Every line below that contains "prisoner" is to be copied.

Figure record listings
* * *

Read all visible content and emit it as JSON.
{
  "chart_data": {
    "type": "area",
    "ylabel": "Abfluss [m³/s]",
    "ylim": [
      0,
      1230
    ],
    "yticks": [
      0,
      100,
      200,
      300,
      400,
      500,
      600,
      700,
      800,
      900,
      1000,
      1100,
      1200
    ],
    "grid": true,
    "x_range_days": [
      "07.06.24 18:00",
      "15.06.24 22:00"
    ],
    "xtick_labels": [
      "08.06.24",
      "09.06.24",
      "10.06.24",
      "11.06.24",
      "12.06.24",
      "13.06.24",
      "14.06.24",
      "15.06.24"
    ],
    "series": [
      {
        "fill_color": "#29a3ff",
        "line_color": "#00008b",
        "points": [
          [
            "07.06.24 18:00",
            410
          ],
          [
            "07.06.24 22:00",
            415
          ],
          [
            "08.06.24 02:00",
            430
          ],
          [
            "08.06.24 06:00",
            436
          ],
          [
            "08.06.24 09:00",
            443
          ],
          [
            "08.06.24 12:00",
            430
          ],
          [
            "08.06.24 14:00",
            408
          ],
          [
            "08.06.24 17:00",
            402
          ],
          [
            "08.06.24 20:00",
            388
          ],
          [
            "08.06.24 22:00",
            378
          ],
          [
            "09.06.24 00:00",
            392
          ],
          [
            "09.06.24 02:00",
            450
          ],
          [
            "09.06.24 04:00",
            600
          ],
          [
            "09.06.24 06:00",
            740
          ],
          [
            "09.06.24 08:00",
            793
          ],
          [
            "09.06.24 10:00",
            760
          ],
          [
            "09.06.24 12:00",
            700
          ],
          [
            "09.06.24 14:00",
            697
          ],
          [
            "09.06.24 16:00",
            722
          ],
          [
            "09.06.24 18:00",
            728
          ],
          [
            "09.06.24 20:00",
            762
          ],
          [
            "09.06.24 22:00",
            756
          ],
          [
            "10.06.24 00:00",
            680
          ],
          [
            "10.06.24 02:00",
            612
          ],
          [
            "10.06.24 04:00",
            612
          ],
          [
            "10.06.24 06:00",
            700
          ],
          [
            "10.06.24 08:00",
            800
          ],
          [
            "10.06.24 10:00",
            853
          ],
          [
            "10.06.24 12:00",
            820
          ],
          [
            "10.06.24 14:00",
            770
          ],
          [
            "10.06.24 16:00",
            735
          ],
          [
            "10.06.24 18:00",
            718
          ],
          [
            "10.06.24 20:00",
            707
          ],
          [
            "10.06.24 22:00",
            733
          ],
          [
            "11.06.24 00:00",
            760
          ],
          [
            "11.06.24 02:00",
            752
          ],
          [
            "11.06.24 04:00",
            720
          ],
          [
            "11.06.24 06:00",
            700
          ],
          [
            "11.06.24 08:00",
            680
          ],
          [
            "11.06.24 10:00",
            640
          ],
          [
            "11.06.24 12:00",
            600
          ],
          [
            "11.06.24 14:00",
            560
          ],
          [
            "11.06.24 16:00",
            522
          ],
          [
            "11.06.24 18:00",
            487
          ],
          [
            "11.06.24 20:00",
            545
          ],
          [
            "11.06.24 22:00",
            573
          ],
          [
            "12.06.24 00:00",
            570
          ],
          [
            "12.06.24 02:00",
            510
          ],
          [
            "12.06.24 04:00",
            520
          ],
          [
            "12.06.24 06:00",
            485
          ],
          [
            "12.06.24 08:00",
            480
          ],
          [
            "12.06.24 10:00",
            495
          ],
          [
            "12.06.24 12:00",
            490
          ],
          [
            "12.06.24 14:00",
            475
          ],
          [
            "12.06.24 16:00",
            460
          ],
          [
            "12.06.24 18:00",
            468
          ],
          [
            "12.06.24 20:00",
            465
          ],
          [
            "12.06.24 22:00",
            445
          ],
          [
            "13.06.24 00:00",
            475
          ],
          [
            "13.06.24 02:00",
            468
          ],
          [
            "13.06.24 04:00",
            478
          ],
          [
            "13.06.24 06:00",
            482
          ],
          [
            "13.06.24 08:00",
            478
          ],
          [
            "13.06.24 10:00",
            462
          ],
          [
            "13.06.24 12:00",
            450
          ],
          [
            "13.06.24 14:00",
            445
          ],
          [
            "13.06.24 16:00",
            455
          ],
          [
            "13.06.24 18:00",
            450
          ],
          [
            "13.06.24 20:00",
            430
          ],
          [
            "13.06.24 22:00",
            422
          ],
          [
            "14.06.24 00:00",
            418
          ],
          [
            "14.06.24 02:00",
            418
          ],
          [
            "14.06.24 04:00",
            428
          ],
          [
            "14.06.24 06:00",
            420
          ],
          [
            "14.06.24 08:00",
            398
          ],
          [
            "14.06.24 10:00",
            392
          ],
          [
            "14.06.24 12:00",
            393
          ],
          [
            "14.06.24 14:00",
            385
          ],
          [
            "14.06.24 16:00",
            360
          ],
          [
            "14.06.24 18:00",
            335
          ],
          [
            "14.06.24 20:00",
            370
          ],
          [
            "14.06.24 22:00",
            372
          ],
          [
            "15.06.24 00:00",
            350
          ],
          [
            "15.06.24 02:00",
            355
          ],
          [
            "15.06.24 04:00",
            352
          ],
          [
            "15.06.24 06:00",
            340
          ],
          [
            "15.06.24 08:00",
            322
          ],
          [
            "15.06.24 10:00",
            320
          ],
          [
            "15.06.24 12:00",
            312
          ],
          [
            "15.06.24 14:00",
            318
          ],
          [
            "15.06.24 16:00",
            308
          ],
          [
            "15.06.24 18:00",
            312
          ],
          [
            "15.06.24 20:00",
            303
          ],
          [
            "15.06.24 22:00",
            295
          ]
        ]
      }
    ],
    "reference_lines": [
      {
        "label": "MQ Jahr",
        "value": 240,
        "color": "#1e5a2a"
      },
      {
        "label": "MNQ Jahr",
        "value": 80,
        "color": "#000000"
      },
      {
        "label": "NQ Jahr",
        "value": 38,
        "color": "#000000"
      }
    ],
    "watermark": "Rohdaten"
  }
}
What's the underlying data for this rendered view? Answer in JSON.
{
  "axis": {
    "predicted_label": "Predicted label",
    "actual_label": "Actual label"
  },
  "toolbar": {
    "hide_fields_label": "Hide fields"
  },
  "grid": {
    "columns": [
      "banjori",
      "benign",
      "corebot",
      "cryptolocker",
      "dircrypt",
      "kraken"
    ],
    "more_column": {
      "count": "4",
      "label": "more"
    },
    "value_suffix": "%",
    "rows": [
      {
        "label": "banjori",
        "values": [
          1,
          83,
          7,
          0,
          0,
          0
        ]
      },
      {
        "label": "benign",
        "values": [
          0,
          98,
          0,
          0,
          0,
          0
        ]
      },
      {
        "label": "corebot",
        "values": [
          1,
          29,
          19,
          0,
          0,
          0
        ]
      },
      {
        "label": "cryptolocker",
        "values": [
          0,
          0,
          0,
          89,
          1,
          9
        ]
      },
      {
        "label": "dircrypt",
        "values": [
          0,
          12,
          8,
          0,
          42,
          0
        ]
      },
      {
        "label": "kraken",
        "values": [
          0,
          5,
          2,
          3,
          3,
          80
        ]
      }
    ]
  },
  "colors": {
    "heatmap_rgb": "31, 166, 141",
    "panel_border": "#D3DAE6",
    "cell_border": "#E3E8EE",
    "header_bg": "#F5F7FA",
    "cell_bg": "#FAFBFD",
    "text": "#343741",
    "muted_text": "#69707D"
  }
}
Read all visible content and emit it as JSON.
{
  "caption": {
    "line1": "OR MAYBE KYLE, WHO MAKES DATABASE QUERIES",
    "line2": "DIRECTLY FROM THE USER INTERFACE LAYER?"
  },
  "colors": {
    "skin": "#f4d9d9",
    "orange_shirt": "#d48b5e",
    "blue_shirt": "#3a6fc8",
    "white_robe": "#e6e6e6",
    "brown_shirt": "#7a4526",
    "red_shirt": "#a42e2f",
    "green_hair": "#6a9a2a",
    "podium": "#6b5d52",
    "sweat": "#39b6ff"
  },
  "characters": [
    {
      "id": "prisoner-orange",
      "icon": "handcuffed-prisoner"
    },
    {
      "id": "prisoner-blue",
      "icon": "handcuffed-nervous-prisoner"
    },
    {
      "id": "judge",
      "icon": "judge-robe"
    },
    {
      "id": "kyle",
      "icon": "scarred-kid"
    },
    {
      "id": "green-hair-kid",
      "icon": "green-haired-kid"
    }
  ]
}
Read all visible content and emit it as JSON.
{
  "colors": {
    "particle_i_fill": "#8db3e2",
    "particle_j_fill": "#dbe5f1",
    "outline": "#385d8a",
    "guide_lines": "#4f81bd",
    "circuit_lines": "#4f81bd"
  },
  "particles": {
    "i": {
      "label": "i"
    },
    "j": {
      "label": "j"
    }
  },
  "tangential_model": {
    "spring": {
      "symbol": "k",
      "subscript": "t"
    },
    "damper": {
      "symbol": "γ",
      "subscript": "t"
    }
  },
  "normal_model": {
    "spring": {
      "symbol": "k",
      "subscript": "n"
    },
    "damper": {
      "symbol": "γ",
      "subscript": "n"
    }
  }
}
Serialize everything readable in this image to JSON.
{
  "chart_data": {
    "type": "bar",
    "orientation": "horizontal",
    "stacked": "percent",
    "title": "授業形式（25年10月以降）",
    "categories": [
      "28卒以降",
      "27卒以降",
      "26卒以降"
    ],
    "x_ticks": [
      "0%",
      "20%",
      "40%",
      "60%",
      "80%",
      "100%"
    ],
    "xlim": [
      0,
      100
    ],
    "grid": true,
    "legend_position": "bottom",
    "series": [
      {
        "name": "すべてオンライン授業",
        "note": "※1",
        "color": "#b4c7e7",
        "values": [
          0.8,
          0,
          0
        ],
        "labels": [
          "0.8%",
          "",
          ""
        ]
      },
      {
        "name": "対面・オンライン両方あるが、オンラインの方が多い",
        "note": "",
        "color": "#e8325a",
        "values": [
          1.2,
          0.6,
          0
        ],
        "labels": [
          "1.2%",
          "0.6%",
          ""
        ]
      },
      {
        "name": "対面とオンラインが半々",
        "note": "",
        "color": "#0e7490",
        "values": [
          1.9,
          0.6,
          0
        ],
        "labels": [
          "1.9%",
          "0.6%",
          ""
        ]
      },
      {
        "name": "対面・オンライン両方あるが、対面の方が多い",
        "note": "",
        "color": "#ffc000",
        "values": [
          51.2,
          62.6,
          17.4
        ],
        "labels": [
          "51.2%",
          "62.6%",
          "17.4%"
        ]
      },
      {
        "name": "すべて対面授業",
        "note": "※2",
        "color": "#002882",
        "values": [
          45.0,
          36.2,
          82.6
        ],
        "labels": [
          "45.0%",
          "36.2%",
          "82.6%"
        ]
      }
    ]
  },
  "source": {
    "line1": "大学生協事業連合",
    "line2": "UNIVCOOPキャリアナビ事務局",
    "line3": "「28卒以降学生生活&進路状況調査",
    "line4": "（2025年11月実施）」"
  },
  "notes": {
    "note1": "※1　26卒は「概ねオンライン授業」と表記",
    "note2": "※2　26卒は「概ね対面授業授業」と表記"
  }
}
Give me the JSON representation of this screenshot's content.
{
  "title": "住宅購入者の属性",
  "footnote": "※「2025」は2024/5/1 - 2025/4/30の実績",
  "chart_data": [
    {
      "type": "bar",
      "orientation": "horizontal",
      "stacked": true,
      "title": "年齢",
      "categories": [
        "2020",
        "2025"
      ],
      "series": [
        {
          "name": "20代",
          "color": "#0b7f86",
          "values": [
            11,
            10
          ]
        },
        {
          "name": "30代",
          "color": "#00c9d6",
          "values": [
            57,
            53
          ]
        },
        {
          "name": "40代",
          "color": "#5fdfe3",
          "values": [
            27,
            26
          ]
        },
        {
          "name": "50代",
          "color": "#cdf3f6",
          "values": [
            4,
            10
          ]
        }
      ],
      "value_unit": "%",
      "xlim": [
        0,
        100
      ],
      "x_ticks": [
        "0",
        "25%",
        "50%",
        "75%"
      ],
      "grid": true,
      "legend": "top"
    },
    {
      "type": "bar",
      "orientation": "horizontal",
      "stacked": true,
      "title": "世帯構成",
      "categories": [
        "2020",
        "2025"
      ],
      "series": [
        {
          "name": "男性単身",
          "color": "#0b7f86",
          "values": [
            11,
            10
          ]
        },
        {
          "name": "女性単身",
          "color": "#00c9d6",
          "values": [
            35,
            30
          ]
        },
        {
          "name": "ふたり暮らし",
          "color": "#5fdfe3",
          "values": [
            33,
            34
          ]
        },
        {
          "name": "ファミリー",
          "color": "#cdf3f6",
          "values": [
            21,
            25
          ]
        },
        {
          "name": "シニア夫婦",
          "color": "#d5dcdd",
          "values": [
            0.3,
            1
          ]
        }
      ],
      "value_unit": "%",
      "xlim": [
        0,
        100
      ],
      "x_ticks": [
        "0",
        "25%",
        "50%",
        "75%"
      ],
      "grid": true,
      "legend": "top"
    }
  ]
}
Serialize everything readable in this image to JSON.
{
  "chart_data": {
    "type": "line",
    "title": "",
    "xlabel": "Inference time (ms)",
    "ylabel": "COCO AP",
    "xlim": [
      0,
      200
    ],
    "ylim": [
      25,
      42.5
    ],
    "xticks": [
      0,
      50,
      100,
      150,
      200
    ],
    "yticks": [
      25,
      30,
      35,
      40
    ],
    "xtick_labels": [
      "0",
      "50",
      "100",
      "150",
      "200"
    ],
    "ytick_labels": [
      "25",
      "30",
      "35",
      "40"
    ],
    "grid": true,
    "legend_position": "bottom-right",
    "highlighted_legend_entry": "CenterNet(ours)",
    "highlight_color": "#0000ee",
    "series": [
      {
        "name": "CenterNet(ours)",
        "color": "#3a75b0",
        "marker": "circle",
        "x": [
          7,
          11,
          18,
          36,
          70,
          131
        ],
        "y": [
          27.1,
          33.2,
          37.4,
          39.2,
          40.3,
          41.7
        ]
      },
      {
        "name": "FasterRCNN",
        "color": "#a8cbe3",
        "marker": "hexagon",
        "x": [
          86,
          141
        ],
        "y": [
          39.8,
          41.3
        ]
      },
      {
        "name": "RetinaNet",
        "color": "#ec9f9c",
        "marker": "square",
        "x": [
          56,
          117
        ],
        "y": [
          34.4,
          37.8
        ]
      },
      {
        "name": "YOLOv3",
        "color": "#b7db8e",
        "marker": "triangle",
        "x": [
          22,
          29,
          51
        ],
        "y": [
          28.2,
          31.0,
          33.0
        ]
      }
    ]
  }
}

* * *

▶ **WRITTEN ANSWER**:
      "id": "prisoner-orange",
      "icon": "handcuffed-prisoner"
      "id": "prisoner-blue",
      "icon": "handcuffed-nervous-prisoner"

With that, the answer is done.